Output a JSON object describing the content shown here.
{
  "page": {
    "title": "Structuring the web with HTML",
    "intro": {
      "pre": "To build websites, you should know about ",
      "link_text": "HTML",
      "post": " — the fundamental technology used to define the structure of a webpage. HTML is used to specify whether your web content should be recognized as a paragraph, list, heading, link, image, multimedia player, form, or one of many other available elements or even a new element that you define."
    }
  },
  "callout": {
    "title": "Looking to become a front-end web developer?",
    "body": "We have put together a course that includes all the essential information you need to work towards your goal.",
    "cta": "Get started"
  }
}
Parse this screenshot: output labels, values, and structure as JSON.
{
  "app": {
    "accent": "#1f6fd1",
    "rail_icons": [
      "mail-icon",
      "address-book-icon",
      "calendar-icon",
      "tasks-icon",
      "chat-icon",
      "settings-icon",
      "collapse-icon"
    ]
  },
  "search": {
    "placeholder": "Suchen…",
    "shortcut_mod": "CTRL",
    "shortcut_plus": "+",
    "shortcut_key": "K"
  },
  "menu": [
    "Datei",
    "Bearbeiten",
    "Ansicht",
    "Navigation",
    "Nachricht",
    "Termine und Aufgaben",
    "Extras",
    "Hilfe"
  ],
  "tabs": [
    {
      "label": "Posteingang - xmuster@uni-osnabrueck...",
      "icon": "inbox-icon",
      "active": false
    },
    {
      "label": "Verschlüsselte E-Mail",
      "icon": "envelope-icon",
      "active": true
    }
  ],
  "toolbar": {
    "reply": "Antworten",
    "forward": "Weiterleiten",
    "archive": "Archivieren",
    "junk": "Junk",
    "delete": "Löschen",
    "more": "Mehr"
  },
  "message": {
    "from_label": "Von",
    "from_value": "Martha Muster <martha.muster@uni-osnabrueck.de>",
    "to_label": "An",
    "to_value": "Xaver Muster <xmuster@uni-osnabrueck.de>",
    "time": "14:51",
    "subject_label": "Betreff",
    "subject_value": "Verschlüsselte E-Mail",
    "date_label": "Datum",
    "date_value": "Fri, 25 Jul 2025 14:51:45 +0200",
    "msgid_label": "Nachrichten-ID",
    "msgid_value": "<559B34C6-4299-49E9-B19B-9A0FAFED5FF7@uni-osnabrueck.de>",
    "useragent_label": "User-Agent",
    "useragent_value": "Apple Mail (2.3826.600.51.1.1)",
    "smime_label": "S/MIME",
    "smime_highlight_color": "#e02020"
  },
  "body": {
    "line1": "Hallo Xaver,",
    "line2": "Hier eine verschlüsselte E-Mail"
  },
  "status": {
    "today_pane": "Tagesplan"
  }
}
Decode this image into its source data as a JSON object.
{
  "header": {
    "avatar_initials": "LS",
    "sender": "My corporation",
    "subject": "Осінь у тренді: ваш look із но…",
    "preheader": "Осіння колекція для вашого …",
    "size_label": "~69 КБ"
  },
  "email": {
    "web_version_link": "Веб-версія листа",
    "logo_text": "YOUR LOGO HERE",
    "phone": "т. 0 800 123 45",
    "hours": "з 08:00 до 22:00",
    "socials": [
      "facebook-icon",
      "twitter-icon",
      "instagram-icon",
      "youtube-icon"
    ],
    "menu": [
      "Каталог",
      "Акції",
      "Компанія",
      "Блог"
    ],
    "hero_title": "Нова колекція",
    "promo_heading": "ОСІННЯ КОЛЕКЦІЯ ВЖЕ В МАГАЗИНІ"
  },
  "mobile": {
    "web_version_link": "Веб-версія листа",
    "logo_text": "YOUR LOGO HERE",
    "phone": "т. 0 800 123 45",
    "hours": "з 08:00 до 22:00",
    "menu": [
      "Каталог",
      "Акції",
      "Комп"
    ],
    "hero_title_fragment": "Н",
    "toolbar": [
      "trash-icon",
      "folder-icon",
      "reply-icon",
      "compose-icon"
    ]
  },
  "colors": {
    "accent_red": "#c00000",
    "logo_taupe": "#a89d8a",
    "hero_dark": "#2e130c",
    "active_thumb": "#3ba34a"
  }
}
◆ ◆ ◆ ◆ ◆
TASK: Using the listing above, pull out all lines that hold the word "HTML".

SOLUTION:
    "title": "Structuring the web with HTML",
      "link_text": "HTML",
      "post": " — the fundamental technology used to define the structure of a webpage. HTML is used to specify whether your web content should be recognized as a paragraph, list, heading, link, image, multimedia player, form, or one of many other available elements or even a new element that you define."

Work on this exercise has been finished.